Aim:
Leave out the pictures and print only the lines from the one with "Reverse-engineer this chart" through the one with "Convert this screenshot", exactly as they are.

== Record set

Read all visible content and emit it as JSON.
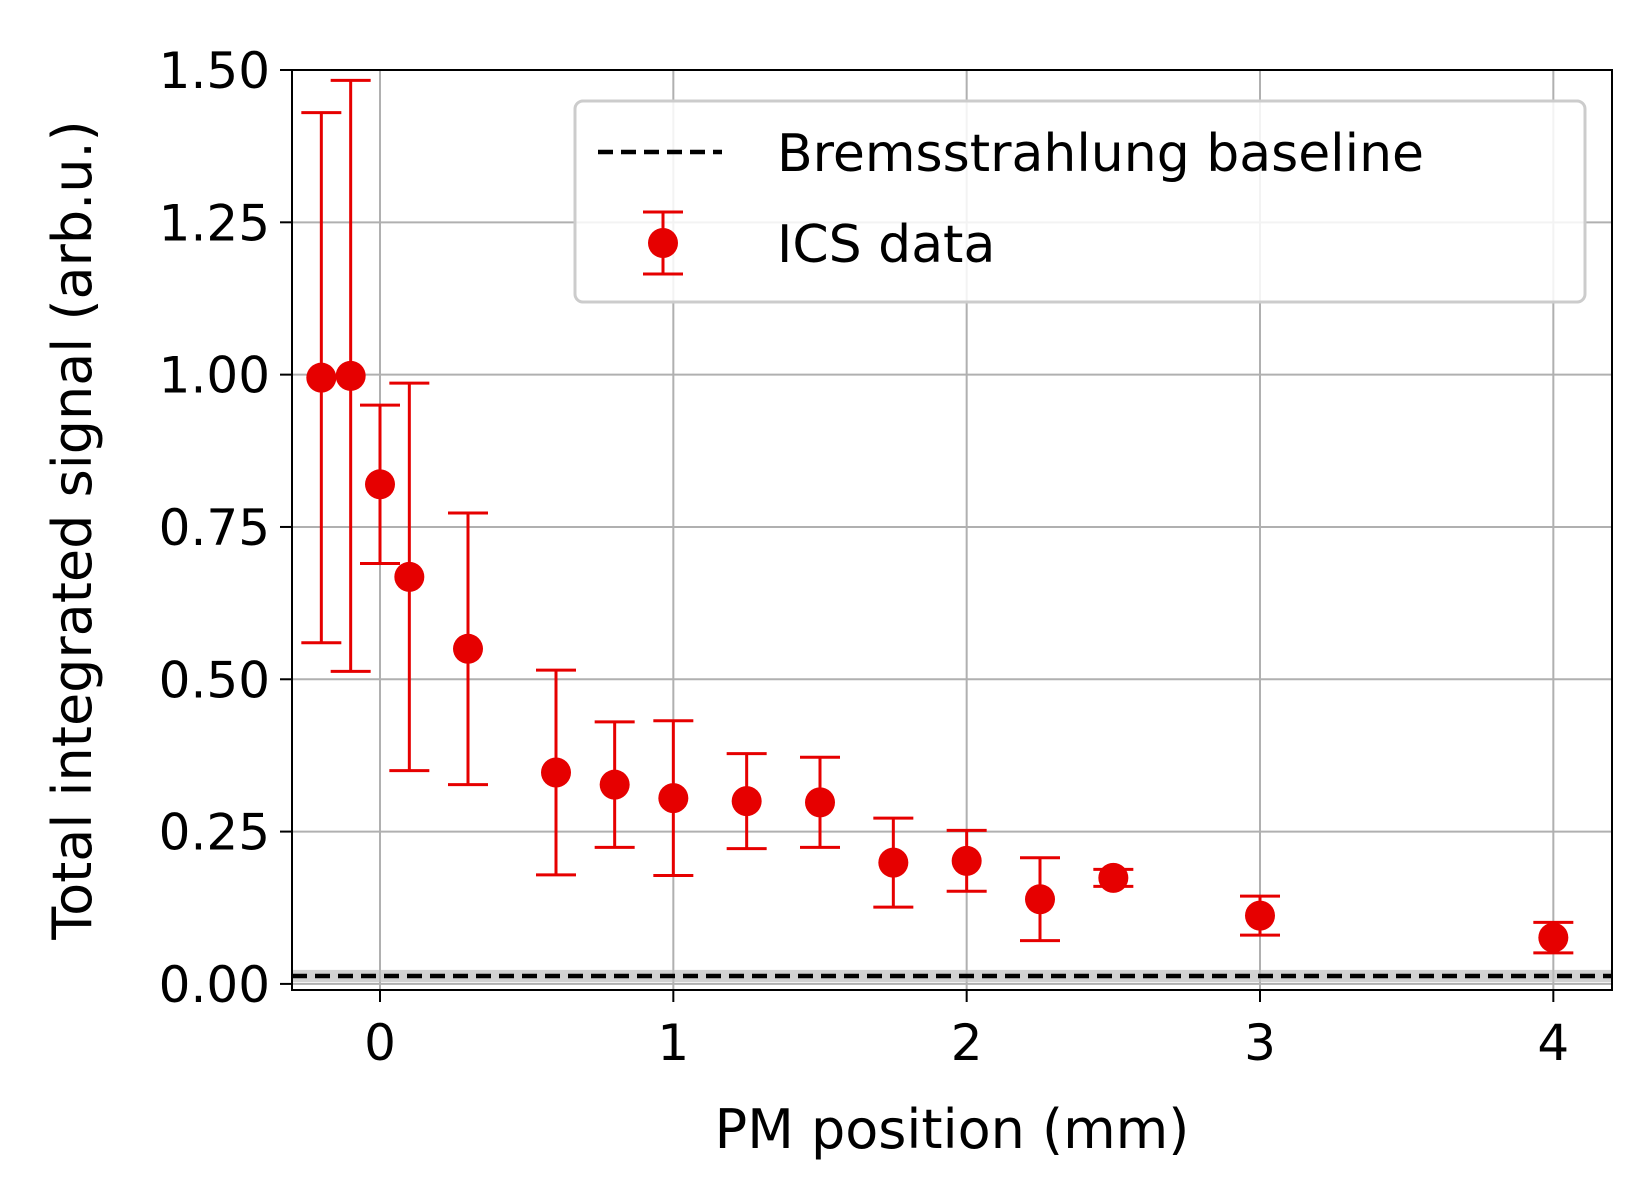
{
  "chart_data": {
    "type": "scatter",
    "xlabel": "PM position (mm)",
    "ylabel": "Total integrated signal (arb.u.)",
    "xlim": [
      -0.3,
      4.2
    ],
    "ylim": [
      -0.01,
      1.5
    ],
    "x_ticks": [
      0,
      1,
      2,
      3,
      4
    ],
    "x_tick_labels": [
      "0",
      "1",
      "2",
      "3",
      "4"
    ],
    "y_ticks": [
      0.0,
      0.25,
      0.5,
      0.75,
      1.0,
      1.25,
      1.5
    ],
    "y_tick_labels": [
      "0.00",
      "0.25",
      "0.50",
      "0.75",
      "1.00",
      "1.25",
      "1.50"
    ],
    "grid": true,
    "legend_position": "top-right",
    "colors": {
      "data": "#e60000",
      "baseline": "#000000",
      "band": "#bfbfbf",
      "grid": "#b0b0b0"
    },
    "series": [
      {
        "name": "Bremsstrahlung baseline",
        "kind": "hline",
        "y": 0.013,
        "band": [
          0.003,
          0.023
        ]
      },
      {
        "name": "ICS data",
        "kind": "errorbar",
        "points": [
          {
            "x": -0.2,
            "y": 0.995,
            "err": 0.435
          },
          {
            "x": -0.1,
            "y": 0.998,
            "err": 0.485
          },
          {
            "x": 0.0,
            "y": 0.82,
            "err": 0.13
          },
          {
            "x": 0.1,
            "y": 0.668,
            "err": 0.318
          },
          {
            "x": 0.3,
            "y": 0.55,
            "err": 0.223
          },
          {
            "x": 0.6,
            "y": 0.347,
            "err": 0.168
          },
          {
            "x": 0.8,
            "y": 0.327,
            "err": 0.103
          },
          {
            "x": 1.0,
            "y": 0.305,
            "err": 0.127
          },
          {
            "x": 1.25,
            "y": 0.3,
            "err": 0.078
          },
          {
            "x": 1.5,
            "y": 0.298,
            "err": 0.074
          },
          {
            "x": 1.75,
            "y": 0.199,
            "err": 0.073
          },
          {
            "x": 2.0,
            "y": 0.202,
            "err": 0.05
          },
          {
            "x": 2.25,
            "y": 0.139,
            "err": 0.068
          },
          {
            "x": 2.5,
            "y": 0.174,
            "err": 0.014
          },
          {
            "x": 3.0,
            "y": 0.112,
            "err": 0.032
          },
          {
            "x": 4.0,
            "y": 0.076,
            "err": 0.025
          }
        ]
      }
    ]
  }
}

====
== Record set

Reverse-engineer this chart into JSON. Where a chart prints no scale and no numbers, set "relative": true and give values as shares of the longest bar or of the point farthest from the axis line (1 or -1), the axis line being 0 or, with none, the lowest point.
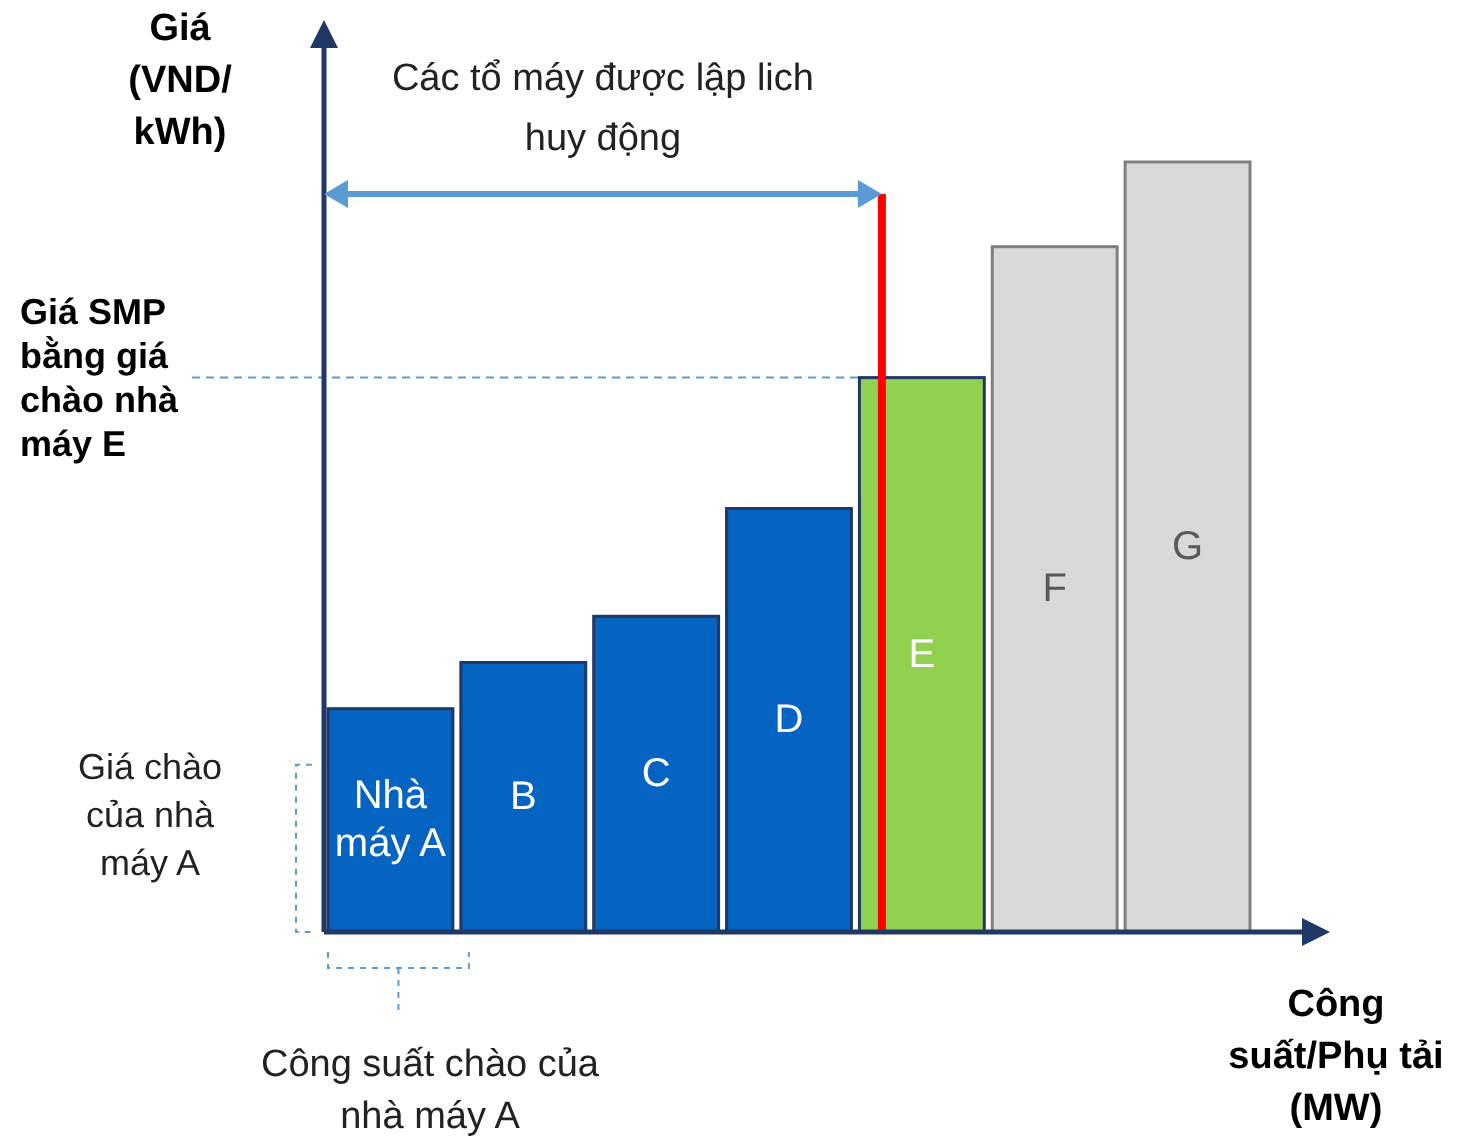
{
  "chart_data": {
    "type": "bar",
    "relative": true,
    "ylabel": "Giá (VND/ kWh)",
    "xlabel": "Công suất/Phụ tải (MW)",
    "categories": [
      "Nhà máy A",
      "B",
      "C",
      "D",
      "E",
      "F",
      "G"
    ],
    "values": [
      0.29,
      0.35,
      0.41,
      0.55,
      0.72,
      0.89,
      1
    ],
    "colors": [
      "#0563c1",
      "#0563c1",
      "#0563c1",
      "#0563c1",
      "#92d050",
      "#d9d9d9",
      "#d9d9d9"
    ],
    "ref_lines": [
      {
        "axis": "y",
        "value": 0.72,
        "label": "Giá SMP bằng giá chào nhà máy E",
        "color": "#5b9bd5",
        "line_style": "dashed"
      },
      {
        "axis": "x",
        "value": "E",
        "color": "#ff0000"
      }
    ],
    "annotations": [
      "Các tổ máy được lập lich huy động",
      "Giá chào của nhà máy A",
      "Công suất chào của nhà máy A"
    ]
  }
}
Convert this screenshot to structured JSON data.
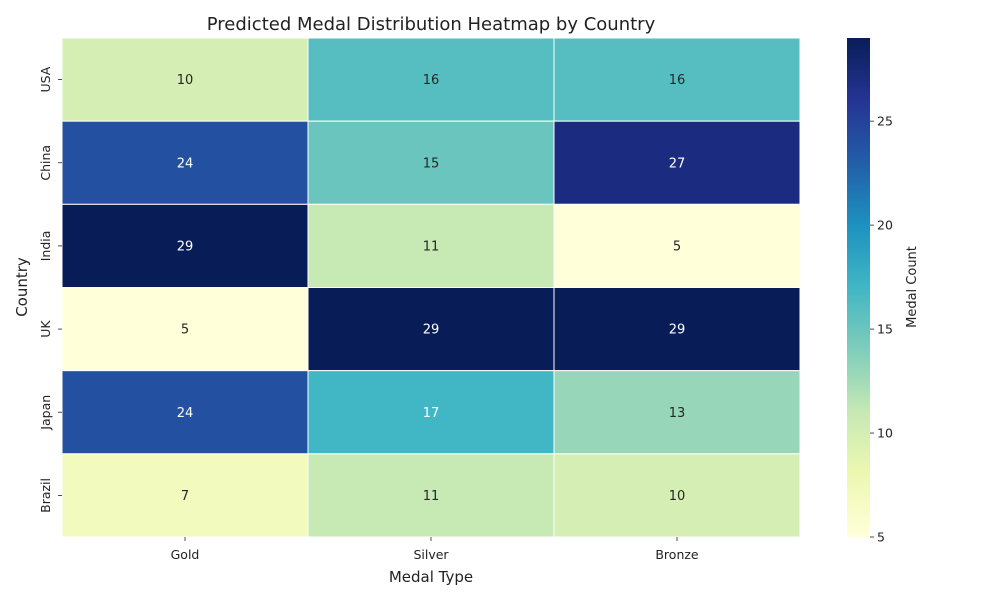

====
== Record set

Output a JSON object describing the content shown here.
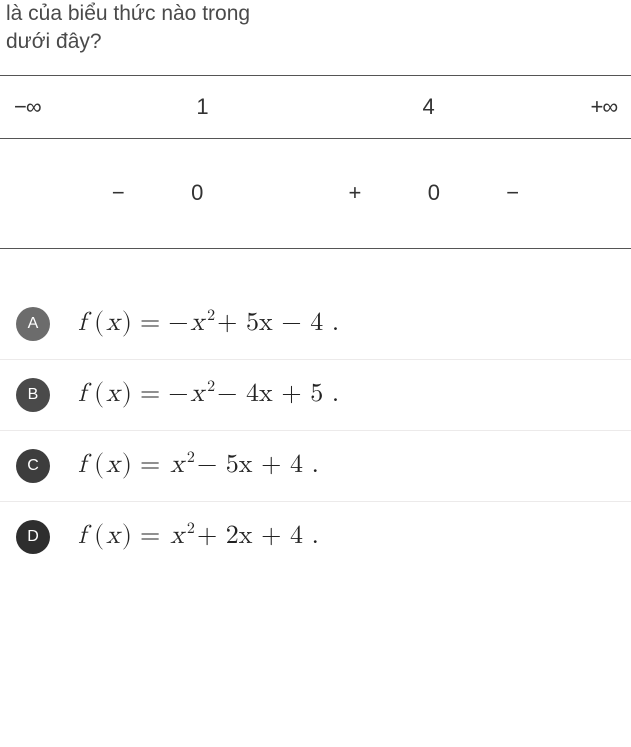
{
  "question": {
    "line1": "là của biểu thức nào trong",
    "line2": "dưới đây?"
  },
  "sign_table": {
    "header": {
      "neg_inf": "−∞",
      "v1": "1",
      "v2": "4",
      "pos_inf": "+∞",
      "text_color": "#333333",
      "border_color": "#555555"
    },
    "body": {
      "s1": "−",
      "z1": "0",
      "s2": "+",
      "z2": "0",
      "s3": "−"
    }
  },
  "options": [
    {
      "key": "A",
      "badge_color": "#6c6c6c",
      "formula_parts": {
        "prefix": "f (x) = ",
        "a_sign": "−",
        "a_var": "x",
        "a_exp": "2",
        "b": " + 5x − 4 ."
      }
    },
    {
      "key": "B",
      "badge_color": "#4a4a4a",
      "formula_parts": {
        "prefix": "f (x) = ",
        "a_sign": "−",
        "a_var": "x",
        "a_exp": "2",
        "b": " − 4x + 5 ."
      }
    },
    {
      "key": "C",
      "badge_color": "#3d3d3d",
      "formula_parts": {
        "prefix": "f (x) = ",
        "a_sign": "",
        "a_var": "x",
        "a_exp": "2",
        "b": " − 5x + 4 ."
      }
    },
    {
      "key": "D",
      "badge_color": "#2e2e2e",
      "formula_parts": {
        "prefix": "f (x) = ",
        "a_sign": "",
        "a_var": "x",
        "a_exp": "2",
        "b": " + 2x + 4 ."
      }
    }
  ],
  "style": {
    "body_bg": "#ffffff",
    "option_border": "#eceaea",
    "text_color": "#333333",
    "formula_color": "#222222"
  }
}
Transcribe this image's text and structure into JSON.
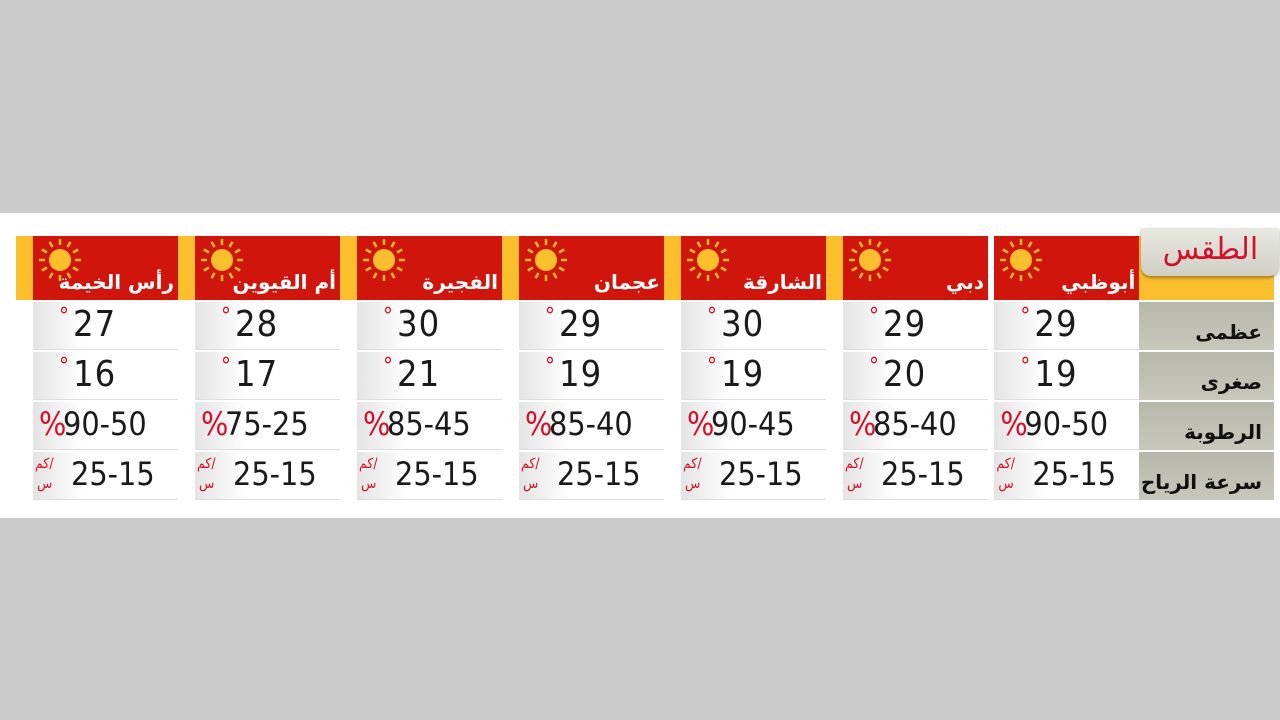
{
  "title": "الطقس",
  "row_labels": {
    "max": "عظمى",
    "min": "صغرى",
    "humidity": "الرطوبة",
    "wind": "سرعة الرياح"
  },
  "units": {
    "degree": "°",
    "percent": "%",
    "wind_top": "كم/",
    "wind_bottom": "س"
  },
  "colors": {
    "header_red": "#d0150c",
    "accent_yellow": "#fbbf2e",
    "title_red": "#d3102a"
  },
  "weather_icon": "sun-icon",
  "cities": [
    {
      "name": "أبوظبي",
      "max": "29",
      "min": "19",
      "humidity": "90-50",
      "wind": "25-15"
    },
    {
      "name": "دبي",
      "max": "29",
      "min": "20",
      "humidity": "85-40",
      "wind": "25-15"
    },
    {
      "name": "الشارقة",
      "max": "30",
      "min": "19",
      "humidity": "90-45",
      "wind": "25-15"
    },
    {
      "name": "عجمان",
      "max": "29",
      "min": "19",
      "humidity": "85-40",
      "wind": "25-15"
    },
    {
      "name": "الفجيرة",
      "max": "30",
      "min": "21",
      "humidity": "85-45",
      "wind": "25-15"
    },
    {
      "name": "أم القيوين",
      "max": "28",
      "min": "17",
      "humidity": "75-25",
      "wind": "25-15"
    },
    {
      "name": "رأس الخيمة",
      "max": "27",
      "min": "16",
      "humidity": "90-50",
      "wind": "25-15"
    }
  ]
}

====

Answer to this task:
Reverse-engineer this chart into JSON. Where a chart prints no scale and no numbers, set "relative": true and give values as shares of the longest bar or of the point farthest from the axis line (1 or -1), the axis line being 0 or, with none, the lowest point.
{
  "chart_data": {
    "type": "bar",
    "relative": true,
    "ylabel": "Giá (VND/ kWh)",
    "xlabel": "Công suất/Phụ tải (MW)",
    "categories": [
      "Nhà máy A",
      "B",
      "C",
      "D",
      "E",
      "F",
      "G"
    ],
    "values": [
      0.29,
      0.35,
      0.41,
      0.55,
      0.72,
      0.89,
      1
    ],
    "colors": [
      "#0563c1",
      "#0563c1",
      "#0563c1",
      "#0563c1",
      "#92d050",
      "#d9d9d9",
      "#d9d9d9"
    ],
    "ref_lines": [
      {
        "axis": "y",
        "value": 0.72,
        "label": "Giá SMP bằng giá chào nhà máy E",
        "color": "#5b9bd5",
        "line_style": "dashed"
      },
      {
        "axis": "x",
        "value": "E",
        "color": "#ff0000"
      }
    ],
    "annotations": [
      "Các tổ máy được lập lich huy động",
      "Giá chào của nhà máy A",
      "Công suất chào của nhà máy A"
    ]
  }
}
Convert this screenshot to structured JSON data.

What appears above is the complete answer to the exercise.